▶ [BRIEF] Count how many lines in this material contain "Momentum". The answer is that number alone.

▶ [PROVIDED INFORMATION]
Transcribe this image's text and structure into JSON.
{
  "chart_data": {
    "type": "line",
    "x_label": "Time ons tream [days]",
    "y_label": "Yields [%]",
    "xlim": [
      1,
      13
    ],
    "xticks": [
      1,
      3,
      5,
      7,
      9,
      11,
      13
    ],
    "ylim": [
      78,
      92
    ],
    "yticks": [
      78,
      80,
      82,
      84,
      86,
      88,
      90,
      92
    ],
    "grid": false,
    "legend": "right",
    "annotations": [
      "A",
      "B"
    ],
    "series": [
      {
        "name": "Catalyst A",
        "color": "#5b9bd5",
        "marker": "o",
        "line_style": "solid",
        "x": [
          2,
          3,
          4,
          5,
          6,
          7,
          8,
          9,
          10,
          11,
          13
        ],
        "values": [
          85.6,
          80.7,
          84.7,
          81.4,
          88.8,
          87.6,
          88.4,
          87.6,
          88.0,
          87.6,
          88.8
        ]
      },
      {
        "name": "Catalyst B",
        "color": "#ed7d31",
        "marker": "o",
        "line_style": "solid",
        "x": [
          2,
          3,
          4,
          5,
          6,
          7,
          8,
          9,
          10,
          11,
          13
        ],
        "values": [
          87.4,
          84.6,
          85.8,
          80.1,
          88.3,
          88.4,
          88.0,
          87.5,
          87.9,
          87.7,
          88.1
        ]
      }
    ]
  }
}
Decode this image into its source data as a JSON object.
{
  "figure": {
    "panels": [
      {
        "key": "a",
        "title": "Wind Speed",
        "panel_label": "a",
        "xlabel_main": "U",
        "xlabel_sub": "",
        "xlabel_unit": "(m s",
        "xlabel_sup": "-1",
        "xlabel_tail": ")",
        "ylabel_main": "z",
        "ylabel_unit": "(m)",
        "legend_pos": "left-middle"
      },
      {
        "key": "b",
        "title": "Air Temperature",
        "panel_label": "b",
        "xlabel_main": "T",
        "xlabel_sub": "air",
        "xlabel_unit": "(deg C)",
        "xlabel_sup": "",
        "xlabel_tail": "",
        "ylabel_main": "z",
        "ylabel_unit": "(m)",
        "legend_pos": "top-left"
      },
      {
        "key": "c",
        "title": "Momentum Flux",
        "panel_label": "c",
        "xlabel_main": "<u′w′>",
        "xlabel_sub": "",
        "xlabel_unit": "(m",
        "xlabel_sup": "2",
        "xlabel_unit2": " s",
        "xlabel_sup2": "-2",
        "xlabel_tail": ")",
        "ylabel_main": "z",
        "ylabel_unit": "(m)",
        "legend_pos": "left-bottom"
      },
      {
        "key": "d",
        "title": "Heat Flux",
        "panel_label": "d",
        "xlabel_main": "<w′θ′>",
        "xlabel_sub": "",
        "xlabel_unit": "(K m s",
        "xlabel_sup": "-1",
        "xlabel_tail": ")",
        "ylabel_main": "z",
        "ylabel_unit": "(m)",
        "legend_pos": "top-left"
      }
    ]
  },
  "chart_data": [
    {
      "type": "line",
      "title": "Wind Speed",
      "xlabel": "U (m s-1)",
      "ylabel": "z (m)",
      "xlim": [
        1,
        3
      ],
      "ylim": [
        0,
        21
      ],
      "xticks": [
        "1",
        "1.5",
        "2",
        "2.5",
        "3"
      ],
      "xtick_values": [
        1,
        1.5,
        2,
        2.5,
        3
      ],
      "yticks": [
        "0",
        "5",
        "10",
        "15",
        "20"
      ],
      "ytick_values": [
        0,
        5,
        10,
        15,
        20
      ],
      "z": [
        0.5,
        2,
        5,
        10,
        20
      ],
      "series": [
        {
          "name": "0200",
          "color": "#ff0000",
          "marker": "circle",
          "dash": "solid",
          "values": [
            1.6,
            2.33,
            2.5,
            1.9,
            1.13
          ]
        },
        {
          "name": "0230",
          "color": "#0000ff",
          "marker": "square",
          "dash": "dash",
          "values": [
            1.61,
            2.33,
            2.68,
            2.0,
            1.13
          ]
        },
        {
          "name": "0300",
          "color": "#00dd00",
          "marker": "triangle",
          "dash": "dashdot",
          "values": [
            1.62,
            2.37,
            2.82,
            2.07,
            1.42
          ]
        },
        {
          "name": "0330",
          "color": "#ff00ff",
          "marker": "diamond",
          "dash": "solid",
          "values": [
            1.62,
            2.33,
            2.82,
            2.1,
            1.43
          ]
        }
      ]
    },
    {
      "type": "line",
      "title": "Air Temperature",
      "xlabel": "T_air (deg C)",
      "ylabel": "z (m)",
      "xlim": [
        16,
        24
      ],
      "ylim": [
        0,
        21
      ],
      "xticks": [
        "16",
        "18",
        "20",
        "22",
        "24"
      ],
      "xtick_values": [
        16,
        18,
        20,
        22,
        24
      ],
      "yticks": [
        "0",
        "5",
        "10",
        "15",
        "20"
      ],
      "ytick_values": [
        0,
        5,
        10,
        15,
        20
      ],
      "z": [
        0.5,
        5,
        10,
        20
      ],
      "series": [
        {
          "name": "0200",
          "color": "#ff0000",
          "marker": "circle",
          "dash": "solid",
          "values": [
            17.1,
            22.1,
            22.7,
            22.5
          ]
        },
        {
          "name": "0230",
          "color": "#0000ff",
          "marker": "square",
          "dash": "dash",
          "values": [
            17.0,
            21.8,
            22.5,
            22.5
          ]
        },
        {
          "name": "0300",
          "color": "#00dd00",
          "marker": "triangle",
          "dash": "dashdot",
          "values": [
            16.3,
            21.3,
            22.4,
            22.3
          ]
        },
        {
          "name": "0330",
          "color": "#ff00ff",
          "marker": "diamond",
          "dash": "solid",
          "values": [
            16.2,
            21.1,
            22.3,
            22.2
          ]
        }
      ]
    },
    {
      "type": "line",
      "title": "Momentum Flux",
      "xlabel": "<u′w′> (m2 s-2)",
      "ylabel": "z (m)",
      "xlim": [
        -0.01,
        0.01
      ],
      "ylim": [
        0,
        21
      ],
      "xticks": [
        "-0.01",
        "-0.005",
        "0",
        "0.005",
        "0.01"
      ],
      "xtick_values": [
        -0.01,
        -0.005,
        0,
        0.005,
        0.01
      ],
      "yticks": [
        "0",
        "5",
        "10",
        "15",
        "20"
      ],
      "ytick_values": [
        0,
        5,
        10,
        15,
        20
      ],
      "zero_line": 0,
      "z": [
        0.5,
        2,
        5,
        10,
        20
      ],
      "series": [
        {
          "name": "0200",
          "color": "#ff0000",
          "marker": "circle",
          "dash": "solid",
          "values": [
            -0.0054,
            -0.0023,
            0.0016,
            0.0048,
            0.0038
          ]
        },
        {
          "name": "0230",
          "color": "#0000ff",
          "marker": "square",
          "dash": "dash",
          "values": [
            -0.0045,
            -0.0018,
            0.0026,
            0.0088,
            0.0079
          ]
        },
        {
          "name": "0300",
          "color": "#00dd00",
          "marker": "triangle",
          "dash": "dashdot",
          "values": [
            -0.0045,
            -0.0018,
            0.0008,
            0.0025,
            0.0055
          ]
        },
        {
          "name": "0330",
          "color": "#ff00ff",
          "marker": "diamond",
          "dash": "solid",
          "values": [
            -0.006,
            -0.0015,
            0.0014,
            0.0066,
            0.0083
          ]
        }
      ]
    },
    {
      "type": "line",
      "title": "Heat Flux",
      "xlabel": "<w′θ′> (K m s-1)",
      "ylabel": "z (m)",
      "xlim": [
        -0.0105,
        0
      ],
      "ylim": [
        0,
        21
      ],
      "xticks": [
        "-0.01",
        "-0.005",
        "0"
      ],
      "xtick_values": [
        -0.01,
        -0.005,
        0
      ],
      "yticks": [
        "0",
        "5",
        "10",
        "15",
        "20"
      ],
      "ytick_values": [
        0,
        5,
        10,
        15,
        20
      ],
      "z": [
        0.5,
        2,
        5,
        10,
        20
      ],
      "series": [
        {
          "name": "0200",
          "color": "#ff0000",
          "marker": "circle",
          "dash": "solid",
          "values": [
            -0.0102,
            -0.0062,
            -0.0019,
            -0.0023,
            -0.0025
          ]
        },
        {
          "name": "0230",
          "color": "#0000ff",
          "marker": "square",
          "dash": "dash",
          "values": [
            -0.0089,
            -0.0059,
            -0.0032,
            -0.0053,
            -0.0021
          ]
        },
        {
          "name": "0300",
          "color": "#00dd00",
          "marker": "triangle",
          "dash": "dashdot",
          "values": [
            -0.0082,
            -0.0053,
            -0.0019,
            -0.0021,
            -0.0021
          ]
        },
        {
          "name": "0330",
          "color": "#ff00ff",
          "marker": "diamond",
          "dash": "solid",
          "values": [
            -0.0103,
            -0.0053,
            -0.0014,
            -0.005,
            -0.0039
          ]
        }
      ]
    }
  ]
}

▶ [SOLUTION FOR THIS TASK] 2